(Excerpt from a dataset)
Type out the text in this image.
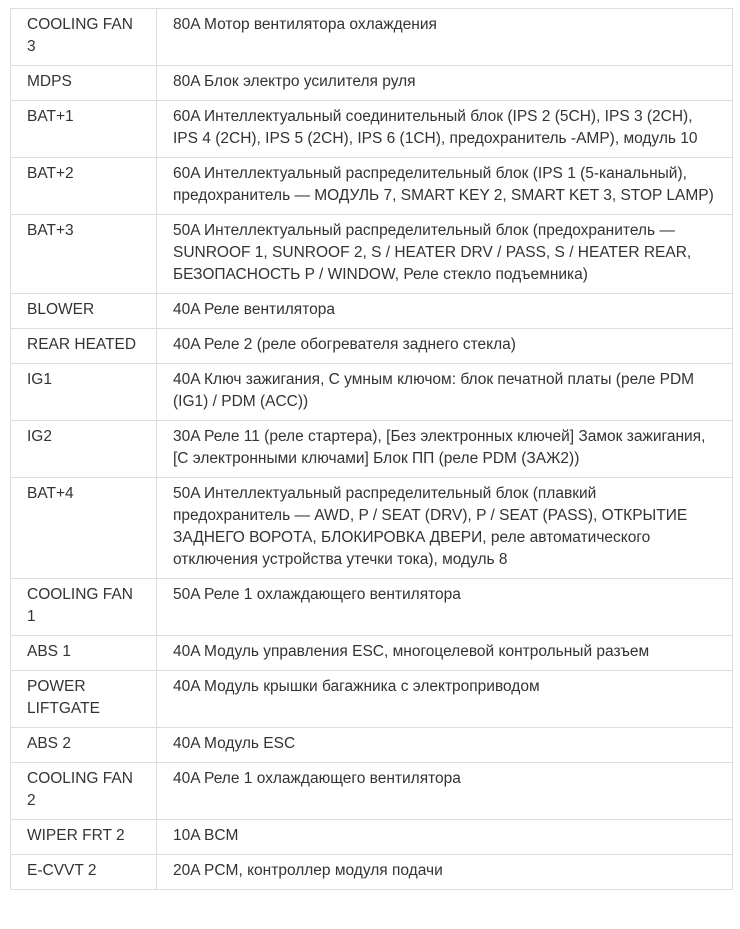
COOLING FAN 3	80A Мотор вентилятора охлаждения

MDPS	80A Блок электро усилителя руля

BAT+1	60A Интеллектуальный соединительный блок (IPS 2 (5CH), IPS 3 (2CH), IPS 4 (2CH), IPS 5 (2CH), IPS 6 (1CH), предохранитель -AMP), модуль 10

BAT+2	60A Интеллектуальный распределительный блок (IPS 1 (5-канальный), предохранитель — МОДУЛЬ 7, SMART KEY 2, SMART KET 3, STOP LAMP)

BAT+3	50A Интеллектуальный распределительный блок (предохранитель — SUNROOF 1, SUNROOF 2, S / HEATER DRV / PASS, S / HEATER REAR, БЕЗОПАСНОСТЬ P / WINDOW, Реле стекло подъемника)

BLOWER	40A Реле вентилятора

REAR HEATED	40A Реле 2 (реле обогревателя заднего стекла)

IG1	40A Ключ зажигания, С умным ключом: блок печатной платы (реле PDM (IG1) / PDM (ACC))

IG2	30A Реле 11 (реле стартера), [Без электронных ключей] Замок зажигания,
[С электронными ключами] Блок ПП (реле PDM (ЗАЖ2))

BAT+4	50A Интеллектуальный распределительный блок (плавкий предохранитель — AWD, P / SEAT (DRV), P / SEAT (PASS), ОТКРЫТИЕ ЗАДНЕГО ВОРОТА, БЛОКИРОВКА ДВЕРИ, реле автоматического отключения устройства утечки тока), модуль 8

COOLING FAN 1	50A Реле 1 охлаждающего вентилятора

ABS 1	40A Модуль управления ESC, многоцелевой контрольный разъем

POWER LIFTGATE	40A Модуль крышки багажника с электроприводом

ABS 2	40A Модуль ESC

COOLING FAN 2	40A Реле 1 охлаждающего вентилятора

WIPER FRT 2	10A BCM

E-CVVT 2	20A PCM, контроллер модуля подачи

» **Set problem**
Set down the material exactly, every line of it, except for the pictures.

» **Task answer**
Type out the text in this image.
COOLING FAN 3	80A Мотор вентилятора охлаждения

MDPS	80A Блок электро усилителя руля

BAT+1	60A Интеллектуальный соединительный блок (IPS 2 (5CH), IPS 3 (2CH), IPS 4 (2CH), IPS 5 (2CH), IPS 6 (1CH), предохранитель -AMP), модуль 10

BAT+2	60A Интеллектуальный распределительный блок (IPS 1 (5-канальный), предохранитель — МОДУЛЬ 7, SMART KEY 2, SMART KET 3, STOP LAMP)

BAT+3	50A Интеллектуальный распределительный блок (предохранитель — SUNROOF 1, SUNROOF 2, S / HEATER DRV / PASS, S / HEATER REAR, БЕЗОПАСНОСТЬ P / WINDOW, Реле стекло подъемника)

BLOWER	40A Реле вентилятора

REAR HEATED	40A Реле 2 (реле обогревателя заднего стекла)

IG1	40A Ключ зажигания, С умным ключом: блок печатной платы (реле PDM (IG1) / PDM (ACC))

IG2	30A Реле 11 (реле стартера), [Без электронных ключей] Замок зажигания,
[С электронными ключами] Блок ПП (реле PDM (ЗАЖ2))

BAT+4	50A Интеллектуальный распределительный блок (плавкий предохранитель — AWD, P / SEAT (DRV), P / SEAT (PASS), ОТКРЫТИЕ ЗАДНЕГО ВОРОТА, БЛОКИРОВКА ДВЕРИ, реле автоматического отключения устройства утечки тока), модуль 8

COOLING FAN 1	50A Реле 1 охлаждающего вентилятора

ABS 1	40A Модуль управления ESC, многоцелевой контрольный разъем

POWER LIFTGATE	40A Модуль крышки багажника с электроприводом

ABS 2	40A Модуль ESC

COOLING FAN 2	40A Реле 1 охлаждающего вентилятора

WIPER FRT 2	10A BCM

E-CVVT 2	20A PCM, контроллер модуля подачи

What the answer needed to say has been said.